Era dunque arrivato il momento per la UE di smetterla di approfittare delle circostanze fortuite e di avviare da sola un percorso virtuoso di ristoro, recupero e ripartenza. Dopo il Crack Lehman serviva la classica tazza di canarino (acqua, limone e una foglia di alloro) per combattere la dissenteria finanziaria operata in Europa per un decennio e bloccare contemporaneamente guerra al ribasso dei listini e frenesia consumeristica del ciclo di sostituzione ormai tossico. Il problema era rimasto quello di vaccinarsi da altre due forme virali gravi nel vecchio continente: la guerra senza vincitori sul Diesel e l’invasione degli IAM sul mondo OEM. Il DieselGate del 2015 ha dato la soluzione al primo caso, lo sviluppo di nuove forme di diritto proprietario sull’Aftersales con piattaforme Ibride e BEV ha avviato la seconda campagna di salvaguardia.

### DATI FORNITI
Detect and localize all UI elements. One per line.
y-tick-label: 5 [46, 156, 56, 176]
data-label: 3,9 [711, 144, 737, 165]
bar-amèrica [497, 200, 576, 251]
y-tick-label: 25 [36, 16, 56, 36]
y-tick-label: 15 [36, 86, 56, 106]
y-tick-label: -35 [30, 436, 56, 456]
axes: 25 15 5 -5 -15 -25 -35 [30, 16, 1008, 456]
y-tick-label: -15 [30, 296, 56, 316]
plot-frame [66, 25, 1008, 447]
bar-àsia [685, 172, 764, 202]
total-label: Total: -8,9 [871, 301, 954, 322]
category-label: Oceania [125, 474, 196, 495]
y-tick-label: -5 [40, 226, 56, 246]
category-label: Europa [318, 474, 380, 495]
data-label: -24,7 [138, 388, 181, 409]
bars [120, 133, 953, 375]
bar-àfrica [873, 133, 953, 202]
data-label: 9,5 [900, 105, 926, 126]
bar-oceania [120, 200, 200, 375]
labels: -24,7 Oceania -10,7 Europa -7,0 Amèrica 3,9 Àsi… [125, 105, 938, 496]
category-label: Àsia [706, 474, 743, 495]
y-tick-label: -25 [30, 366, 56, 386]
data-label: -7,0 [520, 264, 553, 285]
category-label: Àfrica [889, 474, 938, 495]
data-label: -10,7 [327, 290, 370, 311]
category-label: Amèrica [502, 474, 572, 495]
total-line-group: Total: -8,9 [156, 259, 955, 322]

### COSA FARE
Estrai parola per parola dal testo fornito il brano che va da "Era dunque arrivato" fino a "campagna di salvaguardia." compreso. I record sono materiale a parte, separato dal testo fornito.

### SOLUZIONE
Era dunque arrivato il momento per la UE di smetterla di approfittare delle circostanze fortuite e di avviare da sola un percorso virtuoso di ristoro, recupero e ripartenza. Dopo il Crack Lehman serviva la classica tazza di canarino (acqua, limone e una foglia di alloro) per combattere la dissenteria finanziaria operata in Europa per un decennio e bloccare contemporaneamente guerra al ribasso dei listini e frenesia consumeristica del ciclo di sostituzione ormai tossico. Il problema era rimasto quello di vaccinarsi da altre due forme virali gravi nel vecchio continente: la guerra senza vincitori sul Diesel e l’invasione degli IAM sul mondo OEM. Il DieselGate del 2015 ha dato la soluzione al primo caso, lo sviluppo di nuove forme di diritto proprietario sull’Aftersales con piattaforme Ibride e BEV ha avviato la seconda campagna di salvaguardia.